------ DATA ENTRIES ------
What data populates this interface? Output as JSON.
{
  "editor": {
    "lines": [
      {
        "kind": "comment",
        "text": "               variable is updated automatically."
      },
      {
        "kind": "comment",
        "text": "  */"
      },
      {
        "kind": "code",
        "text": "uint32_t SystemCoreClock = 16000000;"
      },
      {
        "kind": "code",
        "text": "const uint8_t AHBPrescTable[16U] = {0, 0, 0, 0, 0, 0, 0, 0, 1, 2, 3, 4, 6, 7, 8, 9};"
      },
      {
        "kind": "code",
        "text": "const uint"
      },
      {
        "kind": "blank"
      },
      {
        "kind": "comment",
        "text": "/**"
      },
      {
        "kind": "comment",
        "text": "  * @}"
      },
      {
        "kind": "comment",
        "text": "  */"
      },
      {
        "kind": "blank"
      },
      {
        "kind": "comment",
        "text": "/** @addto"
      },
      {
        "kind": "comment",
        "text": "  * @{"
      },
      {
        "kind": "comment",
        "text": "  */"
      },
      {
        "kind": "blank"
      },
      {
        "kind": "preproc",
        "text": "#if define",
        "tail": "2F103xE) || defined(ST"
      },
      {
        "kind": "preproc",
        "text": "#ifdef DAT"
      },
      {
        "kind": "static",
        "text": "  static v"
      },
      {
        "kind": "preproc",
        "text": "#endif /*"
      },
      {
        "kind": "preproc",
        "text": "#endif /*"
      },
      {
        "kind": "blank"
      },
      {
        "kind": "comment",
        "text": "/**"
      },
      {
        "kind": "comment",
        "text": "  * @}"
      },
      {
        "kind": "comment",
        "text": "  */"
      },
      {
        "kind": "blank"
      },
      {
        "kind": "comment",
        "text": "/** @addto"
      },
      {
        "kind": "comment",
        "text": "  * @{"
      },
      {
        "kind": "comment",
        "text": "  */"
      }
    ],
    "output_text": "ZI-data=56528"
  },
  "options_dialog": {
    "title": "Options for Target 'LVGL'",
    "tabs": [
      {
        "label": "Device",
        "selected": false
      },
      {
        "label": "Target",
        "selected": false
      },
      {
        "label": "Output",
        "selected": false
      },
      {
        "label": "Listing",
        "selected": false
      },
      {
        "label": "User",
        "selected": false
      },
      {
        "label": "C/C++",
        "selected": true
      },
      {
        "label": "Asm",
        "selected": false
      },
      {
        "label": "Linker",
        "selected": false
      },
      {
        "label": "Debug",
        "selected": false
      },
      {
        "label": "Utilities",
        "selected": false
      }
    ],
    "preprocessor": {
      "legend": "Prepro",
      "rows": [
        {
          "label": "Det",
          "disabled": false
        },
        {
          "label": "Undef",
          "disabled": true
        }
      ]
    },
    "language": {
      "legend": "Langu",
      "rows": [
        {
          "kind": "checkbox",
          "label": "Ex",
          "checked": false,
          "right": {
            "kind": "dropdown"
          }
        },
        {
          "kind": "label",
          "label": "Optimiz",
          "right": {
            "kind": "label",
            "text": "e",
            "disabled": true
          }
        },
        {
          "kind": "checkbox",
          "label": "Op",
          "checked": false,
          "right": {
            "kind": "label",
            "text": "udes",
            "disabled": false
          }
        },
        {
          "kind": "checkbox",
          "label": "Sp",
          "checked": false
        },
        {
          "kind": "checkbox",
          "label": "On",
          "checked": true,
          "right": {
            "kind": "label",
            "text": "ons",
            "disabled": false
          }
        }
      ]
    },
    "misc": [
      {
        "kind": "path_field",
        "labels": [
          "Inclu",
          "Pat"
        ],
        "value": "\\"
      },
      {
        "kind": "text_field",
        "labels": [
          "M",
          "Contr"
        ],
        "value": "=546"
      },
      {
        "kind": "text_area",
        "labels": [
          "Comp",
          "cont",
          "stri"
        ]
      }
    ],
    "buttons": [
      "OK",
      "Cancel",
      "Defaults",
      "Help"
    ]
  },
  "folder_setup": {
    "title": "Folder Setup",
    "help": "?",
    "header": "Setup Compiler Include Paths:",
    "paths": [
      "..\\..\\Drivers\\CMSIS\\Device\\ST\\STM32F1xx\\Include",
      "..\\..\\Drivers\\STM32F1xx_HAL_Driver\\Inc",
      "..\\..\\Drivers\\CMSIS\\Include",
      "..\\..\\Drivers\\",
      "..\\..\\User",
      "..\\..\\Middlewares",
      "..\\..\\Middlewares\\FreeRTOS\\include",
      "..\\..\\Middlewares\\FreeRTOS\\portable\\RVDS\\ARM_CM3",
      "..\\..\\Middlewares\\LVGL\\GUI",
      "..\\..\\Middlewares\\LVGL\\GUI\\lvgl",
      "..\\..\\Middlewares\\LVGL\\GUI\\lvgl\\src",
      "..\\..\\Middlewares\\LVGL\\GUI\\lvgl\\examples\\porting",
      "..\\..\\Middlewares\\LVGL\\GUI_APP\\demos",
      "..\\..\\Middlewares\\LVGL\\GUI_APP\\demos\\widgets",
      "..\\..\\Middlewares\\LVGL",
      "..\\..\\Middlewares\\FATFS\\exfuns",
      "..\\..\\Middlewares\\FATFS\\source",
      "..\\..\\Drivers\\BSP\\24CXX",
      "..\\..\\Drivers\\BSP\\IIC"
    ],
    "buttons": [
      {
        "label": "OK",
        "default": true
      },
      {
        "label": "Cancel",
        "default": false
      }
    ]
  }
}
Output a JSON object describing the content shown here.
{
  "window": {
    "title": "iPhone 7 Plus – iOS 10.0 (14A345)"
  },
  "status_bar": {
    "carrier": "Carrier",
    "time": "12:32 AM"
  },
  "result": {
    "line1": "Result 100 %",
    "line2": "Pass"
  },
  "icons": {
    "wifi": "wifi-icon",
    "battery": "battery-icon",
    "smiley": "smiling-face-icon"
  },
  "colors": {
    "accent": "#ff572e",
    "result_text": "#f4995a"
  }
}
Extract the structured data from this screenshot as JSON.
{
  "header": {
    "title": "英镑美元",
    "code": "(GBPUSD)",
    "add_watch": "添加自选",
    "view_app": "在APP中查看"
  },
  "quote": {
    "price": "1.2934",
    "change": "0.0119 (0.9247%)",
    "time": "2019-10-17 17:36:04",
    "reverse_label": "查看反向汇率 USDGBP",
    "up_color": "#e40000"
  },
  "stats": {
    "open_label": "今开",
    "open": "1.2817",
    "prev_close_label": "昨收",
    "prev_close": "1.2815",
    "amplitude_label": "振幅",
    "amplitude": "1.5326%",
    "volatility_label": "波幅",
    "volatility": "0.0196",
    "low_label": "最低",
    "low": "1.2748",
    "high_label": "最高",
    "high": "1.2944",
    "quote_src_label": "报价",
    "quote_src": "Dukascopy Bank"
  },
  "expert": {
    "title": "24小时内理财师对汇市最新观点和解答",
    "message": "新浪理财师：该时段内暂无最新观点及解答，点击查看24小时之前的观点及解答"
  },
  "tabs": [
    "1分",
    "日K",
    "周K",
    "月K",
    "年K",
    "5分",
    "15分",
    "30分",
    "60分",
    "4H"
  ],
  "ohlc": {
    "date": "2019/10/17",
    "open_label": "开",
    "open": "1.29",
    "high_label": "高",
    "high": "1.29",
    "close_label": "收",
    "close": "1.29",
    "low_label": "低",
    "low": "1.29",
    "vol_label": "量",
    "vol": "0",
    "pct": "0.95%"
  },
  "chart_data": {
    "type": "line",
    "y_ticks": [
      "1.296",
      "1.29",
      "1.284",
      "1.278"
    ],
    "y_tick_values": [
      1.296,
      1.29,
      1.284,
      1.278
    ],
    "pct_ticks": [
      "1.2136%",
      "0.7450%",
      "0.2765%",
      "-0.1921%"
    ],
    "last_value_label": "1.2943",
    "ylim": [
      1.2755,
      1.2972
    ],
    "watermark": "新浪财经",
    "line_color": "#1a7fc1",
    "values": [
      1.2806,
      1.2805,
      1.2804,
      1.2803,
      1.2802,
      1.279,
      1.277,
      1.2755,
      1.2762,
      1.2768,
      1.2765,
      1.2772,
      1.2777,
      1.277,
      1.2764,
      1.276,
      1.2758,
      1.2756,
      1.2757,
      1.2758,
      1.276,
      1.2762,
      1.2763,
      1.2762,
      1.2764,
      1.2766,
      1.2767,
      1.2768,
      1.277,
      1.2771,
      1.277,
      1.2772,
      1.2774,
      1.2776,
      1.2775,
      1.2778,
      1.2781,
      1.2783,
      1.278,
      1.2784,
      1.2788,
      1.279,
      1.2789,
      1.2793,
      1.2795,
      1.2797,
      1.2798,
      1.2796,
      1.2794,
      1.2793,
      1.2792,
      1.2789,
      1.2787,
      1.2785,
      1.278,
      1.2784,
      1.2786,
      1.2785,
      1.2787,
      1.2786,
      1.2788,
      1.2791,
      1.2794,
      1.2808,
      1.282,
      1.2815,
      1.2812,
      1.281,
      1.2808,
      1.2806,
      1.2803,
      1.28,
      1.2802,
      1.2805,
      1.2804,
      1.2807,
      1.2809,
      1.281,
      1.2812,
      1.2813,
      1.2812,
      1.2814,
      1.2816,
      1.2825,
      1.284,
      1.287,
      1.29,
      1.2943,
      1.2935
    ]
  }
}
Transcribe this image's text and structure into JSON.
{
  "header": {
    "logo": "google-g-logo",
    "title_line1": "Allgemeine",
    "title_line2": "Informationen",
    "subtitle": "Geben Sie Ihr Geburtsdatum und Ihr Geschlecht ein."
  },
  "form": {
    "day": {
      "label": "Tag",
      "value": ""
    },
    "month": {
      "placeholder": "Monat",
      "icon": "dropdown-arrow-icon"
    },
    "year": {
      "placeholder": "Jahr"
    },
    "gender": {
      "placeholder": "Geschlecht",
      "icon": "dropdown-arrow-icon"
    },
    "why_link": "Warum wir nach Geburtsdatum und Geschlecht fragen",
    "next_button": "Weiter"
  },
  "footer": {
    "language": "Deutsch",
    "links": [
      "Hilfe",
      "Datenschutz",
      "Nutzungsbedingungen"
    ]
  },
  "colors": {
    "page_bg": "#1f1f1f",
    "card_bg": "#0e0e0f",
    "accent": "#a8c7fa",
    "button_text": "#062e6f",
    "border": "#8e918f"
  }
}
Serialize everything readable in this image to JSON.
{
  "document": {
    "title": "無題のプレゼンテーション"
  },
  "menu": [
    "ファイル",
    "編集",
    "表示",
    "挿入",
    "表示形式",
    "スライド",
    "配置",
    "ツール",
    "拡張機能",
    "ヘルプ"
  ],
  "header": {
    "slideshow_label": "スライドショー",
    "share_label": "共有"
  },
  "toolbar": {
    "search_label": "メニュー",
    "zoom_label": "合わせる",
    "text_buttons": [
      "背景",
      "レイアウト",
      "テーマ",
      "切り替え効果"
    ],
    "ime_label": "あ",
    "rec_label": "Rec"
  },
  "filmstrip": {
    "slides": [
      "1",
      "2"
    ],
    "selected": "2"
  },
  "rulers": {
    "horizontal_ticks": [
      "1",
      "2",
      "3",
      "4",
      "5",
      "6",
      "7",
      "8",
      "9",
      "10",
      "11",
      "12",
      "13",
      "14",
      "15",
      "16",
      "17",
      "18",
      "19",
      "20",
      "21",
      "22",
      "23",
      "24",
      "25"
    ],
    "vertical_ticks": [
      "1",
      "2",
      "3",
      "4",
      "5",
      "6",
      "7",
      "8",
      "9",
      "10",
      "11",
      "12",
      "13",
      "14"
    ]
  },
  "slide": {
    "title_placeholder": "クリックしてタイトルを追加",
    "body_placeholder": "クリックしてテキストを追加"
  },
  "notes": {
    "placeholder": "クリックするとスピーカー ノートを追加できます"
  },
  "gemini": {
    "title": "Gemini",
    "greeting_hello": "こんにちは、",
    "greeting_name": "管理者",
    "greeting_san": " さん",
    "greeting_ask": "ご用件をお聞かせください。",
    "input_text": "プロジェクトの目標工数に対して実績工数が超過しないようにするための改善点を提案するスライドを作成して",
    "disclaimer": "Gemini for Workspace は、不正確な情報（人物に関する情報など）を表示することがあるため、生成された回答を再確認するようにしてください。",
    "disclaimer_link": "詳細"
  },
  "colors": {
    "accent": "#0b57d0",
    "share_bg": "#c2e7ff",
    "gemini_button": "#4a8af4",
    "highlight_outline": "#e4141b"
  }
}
------
SHORT EXERCISE: Gather up the lines containing the word "const" from these records and copy them.

WRITTEN REPLY:
        "text": "const uint8_t AHBPrescTable[16U] = {0, 0, 0, 0, 0, 0, 0, 0, 1, 2, 3, 4, 6, 7, 8, 9};"
        "text": "const uint"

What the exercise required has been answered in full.